**Brief**
Check each line of the records for "Read"; collect those that have it.

**Data records**
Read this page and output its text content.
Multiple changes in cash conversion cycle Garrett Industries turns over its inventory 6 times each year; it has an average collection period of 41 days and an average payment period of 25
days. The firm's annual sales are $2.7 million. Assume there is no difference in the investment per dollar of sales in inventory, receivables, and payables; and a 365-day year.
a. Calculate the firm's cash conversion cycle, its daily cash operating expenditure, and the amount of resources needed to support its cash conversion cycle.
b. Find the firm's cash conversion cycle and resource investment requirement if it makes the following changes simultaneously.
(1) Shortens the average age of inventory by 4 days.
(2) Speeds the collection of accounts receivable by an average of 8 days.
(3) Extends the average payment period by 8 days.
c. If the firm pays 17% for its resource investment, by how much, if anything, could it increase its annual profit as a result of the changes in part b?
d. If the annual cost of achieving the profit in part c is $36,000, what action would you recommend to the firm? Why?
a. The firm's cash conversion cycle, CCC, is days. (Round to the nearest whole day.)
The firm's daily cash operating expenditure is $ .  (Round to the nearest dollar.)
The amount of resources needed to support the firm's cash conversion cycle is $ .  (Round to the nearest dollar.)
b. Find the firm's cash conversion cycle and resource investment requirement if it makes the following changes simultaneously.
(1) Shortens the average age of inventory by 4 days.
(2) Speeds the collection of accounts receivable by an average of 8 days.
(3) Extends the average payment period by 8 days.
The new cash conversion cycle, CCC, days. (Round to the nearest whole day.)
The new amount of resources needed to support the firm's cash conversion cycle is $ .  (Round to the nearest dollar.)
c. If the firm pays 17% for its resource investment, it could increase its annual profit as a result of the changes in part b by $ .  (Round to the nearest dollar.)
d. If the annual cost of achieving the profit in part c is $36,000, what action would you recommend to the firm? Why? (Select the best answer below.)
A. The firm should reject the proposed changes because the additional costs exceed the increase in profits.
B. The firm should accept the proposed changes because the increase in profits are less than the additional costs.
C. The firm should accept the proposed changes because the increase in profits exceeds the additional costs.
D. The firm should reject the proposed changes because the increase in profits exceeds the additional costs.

==

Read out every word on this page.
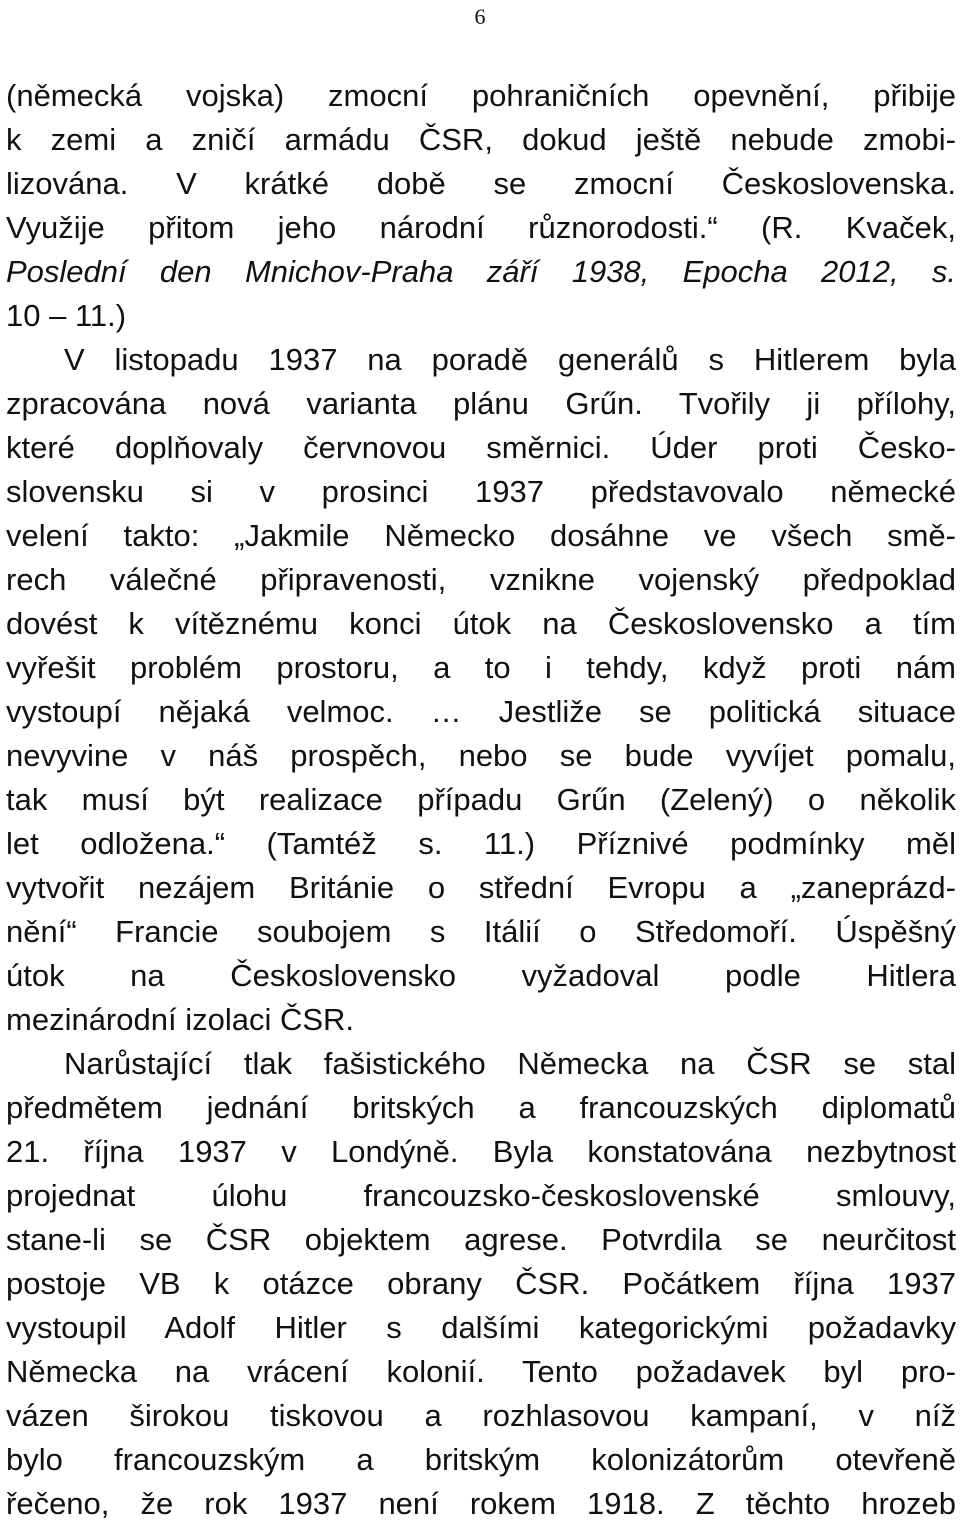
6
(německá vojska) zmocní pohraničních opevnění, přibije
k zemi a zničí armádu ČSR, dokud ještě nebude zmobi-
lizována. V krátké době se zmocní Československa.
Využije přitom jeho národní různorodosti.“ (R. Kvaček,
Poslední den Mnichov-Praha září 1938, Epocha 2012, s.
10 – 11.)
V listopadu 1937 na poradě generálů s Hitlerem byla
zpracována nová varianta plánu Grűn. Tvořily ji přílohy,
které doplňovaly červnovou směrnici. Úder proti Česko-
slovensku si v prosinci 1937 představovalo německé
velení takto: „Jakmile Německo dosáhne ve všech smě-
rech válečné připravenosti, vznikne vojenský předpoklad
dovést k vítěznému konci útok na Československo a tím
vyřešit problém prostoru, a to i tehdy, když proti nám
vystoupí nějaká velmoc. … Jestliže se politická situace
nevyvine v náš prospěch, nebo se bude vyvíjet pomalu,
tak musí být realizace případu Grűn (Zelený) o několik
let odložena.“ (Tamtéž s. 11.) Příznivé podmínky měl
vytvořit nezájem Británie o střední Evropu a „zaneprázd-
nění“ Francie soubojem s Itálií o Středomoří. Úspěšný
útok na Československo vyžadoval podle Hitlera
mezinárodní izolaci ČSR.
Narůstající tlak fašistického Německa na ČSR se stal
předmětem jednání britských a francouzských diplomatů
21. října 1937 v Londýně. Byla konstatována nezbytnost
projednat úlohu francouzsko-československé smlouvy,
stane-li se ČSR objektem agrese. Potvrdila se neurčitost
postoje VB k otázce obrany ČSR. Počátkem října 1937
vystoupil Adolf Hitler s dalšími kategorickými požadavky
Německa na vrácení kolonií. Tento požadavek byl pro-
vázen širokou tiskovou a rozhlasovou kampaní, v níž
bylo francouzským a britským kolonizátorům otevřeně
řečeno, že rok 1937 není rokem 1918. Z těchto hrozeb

**Exercise output**
Read this page and output its text content.
Read out every word on this page.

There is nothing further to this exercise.